Go through the material below and report how many lines contain "Scene". Give only the number.

****

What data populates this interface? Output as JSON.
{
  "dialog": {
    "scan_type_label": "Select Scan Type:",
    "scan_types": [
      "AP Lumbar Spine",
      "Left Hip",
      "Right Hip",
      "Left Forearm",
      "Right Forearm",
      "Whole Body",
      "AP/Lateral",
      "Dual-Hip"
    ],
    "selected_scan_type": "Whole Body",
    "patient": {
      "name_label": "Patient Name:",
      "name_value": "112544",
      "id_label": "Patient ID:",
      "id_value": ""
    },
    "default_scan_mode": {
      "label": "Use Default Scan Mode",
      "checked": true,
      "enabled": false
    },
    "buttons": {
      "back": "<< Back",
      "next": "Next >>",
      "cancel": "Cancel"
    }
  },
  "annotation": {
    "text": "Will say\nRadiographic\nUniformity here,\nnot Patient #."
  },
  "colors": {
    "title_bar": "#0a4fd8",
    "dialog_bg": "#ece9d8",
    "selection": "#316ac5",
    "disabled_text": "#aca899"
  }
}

****

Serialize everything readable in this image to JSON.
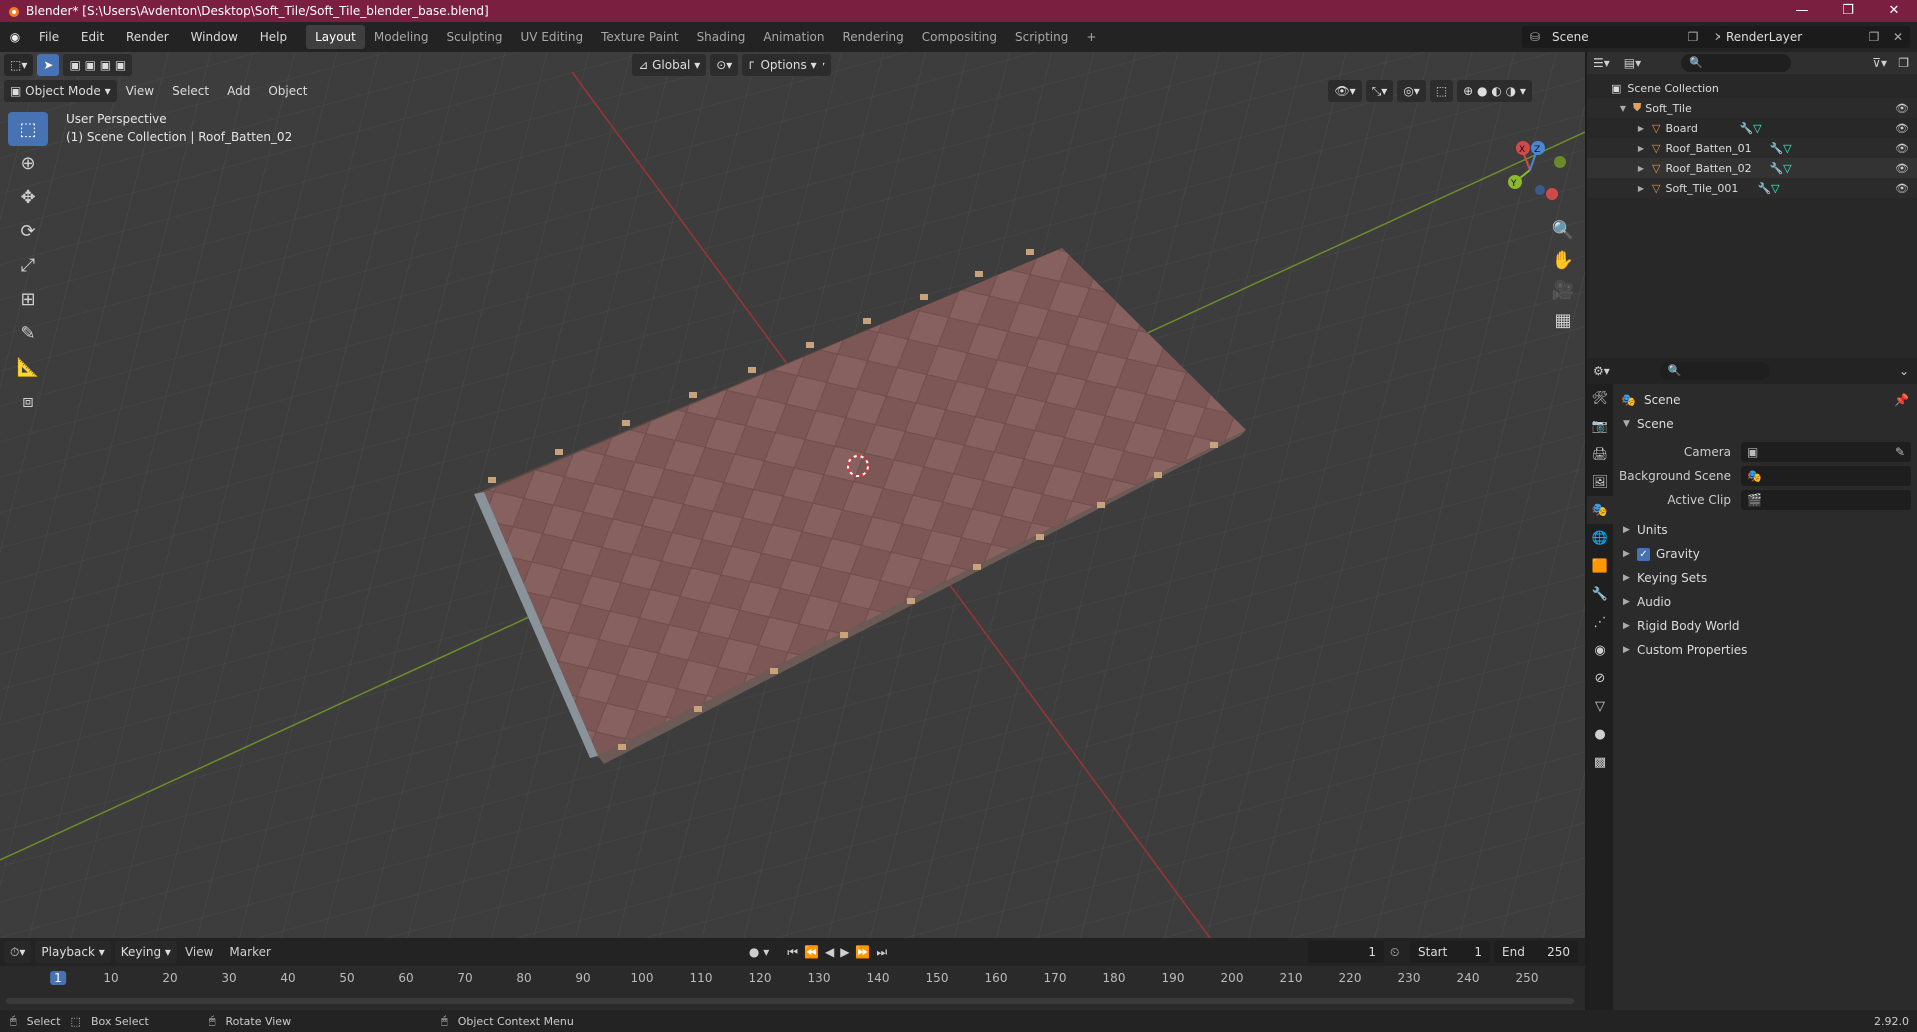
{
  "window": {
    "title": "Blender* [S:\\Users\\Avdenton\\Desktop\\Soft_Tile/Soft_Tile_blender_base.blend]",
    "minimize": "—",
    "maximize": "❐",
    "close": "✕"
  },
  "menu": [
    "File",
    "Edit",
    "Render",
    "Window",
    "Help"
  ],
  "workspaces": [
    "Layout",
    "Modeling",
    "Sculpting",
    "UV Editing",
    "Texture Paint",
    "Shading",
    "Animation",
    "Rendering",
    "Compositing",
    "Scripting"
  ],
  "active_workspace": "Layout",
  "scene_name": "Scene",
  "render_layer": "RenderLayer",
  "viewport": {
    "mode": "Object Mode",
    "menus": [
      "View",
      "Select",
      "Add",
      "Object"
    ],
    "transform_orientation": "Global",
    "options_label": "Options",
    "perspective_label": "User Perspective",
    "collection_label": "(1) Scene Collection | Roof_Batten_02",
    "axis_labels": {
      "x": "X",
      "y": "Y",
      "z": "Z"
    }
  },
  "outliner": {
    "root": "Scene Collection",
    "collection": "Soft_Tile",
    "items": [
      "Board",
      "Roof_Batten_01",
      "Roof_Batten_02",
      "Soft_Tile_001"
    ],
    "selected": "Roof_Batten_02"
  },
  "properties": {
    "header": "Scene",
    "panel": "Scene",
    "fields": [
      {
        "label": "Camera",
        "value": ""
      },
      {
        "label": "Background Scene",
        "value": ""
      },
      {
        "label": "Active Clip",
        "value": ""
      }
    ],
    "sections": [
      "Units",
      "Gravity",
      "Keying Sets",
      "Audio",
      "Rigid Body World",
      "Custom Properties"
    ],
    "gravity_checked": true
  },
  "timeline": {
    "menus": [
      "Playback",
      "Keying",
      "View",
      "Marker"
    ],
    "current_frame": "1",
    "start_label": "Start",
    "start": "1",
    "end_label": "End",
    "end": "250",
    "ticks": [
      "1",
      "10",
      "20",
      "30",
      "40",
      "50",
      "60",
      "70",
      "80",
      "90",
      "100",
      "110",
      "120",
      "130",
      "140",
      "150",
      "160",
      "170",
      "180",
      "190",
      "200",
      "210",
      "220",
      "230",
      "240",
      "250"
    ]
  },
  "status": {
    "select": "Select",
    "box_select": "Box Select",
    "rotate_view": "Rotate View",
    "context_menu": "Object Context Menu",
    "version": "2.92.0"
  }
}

****

TASK RESPONSE: 6